● **Instructions for the task**: In your copy, leave out the pictures and repeat the entries below exactly.

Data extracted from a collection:
━━━━━━━━━━
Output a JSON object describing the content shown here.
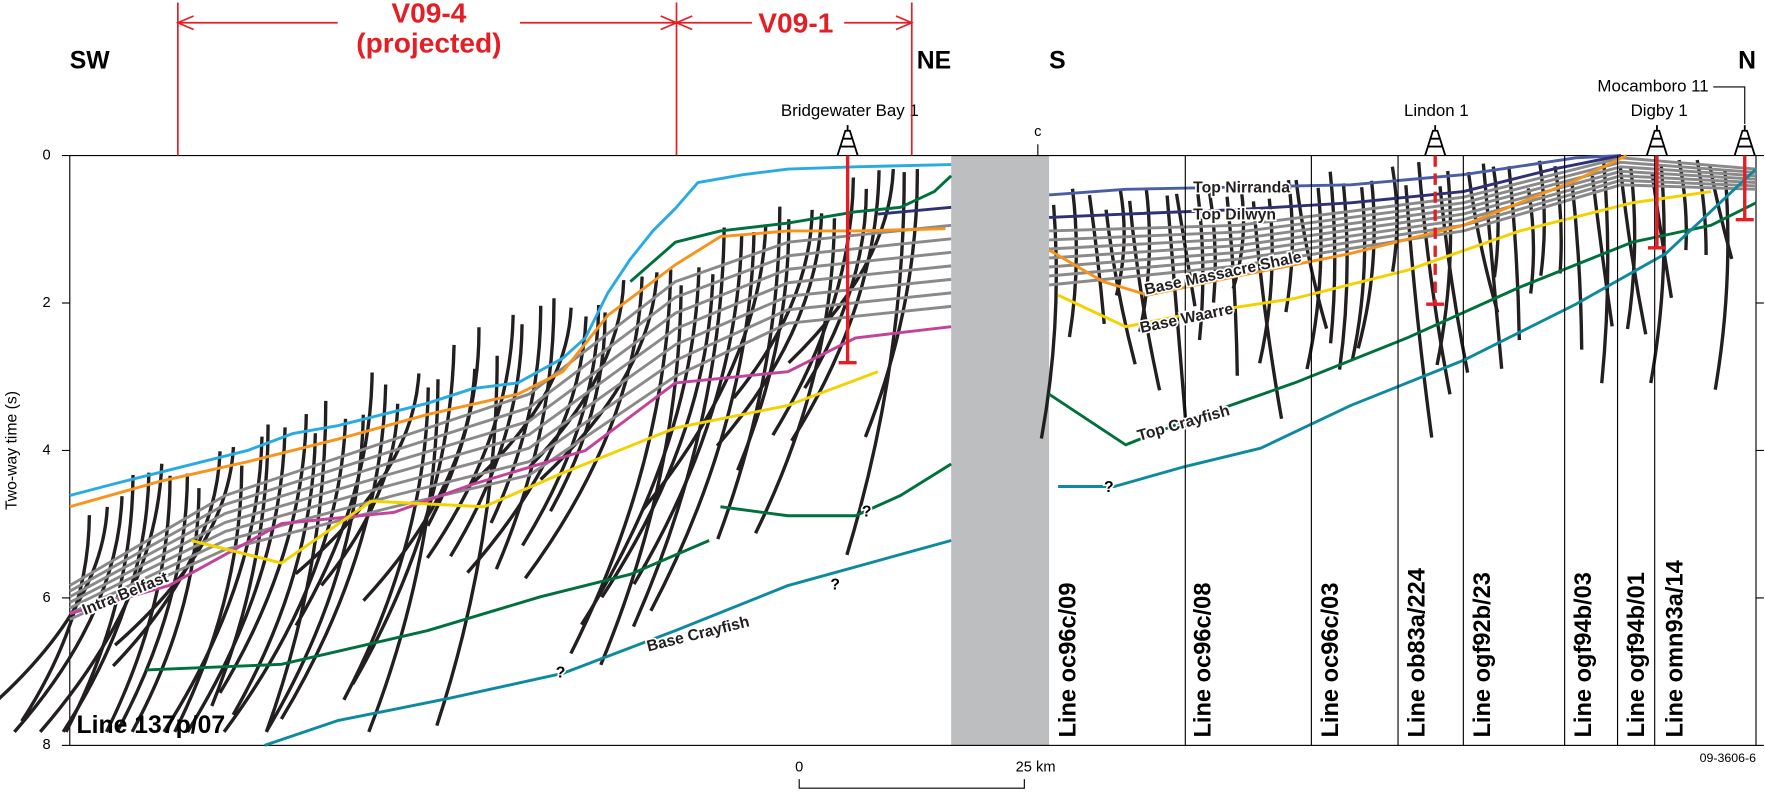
{
  "directions": [
    "SW",
    "NE",
    "S",
    "N"
  ],
  "intervals": {
    "v09_4": "V09-4",
    "projected": "(projected)",
    "v09_1": "V09-1"
  },
  "wells": [
    "Bridgewater Bay 1",
    "Lindon 1",
    "Mocamboro 11",
    "Digby 1"
  ],
  "crossing": "c",
  "horizons": [
    "Top Nirranda",
    "Top Dilwyn",
    "Base Massacre Shale",
    "Base Waarre",
    "Top Crayfish",
    "Intra Belfast",
    "Base Crayfish"
  ],
  "uncertain": [
    "?",
    "?",
    "?",
    "?"
  ],
  "lines": [
    "Line 137p/07",
    "Line oc96c/09",
    "Line oc96c/08",
    "Line oc96c/03",
    "Line ob83a/224",
    "Line ogf92b/23",
    "Line ogf94b/03",
    "Line ogf94b/01",
    "Line omn93a/14"
  ],
  "axis": {
    "label": "Two-way time (s)",
    "ticks": [
      0,
      2,
      4,
      6,
      8
    ]
  },
  "scale": {
    "start": "0",
    "end": "25 km"
  },
  "figure_code": "09-3606-6"
}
━━━━━━━━━━
● **Final answer**:
Output a JSON object describing the content shown here.
{
  "directions": [
    "SW",
    "NE",
    "S",
    "N"
  ],
  "intervals": {
    "v09_4": "V09-4",
    "projected": "(projected)",
    "v09_1": "V09-1"
  },
  "wells": [
    "Bridgewater Bay 1",
    "Lindon 1",
    "Mocamboro 11",
    "Digby 1"
  ],
  "crossing": "c",
  "horizons": [
    "Top Nirranda",
    "Top Dilwyn",
    "Base Massacre Shale",
    "Base Waarre",
    "Top Crayfish",
    "Intra Belfast",
    "Base Crayfish"
  ],
  "uncertain": [
    "?",
    "?",
    "?",
    "?"
  ],
  "lines": [
    "Line 137p/07",
    "Line oc96c/09",
    "Line oc96c/08",
    "Line oc96c/03",
    "Line ob83a/224",
    "Line ogf92b/23",
    "Line ogf94b/03",
    "Line ogf94b/01",
    "Line omn93a/14"
  ],
  "axis": {
    "label": "Two-way time (s)",
    "ticks": [
      0,
      2,
      4,
      6,
      8
    ]
  },
  "scale": {
    "start": "0",
    "end": "25 km"
  },
  "figure_code": "09-3606-6"
}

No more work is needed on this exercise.